## Required work
Copy the records from the first line through the line containing "chapter-thumbnail[interactable] bbox=[518, 130, 616, 228]", swapping "clock" for "time" and leaving everything else unchanged.

## Supplied data
--------------------------------
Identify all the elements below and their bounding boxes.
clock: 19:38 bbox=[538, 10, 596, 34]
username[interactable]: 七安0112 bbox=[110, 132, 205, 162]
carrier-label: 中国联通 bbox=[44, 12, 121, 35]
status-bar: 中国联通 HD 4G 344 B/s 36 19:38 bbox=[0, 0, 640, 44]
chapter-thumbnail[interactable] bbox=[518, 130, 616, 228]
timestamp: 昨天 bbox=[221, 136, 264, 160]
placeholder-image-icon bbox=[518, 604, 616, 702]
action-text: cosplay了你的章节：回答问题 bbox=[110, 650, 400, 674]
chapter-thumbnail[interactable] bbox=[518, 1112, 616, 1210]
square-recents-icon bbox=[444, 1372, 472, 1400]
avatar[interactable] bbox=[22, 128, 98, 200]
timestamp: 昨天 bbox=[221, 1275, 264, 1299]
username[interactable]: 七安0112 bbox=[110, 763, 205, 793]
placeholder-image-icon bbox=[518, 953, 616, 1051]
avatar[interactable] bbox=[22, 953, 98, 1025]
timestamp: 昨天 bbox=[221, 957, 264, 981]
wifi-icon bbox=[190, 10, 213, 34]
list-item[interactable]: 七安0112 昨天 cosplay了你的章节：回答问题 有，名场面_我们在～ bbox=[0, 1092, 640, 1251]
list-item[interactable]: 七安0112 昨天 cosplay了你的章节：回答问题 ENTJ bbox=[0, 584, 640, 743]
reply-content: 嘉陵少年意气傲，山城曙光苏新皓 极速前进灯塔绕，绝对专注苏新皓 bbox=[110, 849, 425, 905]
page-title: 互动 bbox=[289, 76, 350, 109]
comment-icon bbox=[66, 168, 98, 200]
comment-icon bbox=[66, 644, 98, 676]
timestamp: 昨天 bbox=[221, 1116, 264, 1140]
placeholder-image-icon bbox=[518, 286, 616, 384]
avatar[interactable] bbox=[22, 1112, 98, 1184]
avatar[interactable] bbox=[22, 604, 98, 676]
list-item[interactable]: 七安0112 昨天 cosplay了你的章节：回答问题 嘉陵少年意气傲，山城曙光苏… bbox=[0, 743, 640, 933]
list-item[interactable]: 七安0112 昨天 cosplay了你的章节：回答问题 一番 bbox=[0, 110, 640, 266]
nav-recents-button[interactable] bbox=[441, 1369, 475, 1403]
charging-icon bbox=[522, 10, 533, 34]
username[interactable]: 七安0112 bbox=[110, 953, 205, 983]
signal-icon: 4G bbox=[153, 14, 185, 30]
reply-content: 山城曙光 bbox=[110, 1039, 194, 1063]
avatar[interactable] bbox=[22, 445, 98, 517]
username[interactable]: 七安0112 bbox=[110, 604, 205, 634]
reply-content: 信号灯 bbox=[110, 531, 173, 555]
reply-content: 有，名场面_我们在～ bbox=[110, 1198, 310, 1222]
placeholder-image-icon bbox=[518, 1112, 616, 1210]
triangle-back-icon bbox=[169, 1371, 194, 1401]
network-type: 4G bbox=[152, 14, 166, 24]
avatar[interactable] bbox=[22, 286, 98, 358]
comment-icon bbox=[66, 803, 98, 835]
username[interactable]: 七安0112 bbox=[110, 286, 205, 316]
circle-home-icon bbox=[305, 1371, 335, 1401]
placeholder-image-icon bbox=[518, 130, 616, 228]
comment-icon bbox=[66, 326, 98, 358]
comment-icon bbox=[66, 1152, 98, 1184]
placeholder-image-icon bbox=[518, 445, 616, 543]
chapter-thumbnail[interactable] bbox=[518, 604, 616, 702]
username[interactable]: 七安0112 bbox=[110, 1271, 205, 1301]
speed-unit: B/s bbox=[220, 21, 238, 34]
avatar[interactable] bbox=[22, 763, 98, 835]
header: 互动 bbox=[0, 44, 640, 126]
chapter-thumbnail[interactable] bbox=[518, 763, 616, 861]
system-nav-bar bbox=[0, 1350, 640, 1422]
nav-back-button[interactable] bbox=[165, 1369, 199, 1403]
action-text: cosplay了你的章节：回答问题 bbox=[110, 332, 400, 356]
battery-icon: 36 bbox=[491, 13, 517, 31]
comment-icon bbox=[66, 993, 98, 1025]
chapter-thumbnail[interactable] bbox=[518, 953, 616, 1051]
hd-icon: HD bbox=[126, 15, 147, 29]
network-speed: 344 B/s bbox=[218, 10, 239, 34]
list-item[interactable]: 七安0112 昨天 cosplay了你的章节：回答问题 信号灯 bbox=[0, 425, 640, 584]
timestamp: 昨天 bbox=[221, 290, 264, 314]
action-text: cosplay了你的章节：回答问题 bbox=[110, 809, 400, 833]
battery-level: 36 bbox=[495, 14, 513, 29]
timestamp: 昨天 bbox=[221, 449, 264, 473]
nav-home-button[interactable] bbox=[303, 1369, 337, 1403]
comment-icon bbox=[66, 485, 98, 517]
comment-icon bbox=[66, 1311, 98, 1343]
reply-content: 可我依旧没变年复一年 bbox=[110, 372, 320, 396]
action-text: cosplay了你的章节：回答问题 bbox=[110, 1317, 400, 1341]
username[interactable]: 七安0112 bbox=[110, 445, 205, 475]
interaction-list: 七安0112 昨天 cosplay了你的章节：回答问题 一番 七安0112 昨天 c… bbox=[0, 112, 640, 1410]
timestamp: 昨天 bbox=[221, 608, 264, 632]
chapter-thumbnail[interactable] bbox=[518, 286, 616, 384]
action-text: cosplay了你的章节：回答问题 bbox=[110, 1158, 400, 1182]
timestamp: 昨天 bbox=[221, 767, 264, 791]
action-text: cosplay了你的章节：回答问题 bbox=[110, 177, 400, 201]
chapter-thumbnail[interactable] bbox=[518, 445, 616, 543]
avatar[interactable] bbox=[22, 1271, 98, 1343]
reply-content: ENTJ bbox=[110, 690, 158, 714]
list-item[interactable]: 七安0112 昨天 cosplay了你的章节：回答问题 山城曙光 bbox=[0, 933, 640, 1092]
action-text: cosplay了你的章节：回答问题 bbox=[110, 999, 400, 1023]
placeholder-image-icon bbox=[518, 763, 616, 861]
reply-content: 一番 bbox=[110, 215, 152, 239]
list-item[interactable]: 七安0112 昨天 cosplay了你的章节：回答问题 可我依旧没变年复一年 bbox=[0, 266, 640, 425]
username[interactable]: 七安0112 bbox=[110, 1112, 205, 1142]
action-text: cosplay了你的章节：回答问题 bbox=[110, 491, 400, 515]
--------------------------------
## Task response
Identify all the elements below and their bounding boxes.
time: 19:38 bbox=[538, 10, 596, 34]
username[interactable]: 七安0112 bbox=[110, 132, 205, 162]
carrier-label: 中国联通 bbox=[44, 12, 121, 35]
status-bar: 中国联通 HD 4G 344 B/s 36 19:38 bbox=[0, 0, 640, 44]
chapter-thumbnail[interactable] bbox=[518, 130, 616, 228]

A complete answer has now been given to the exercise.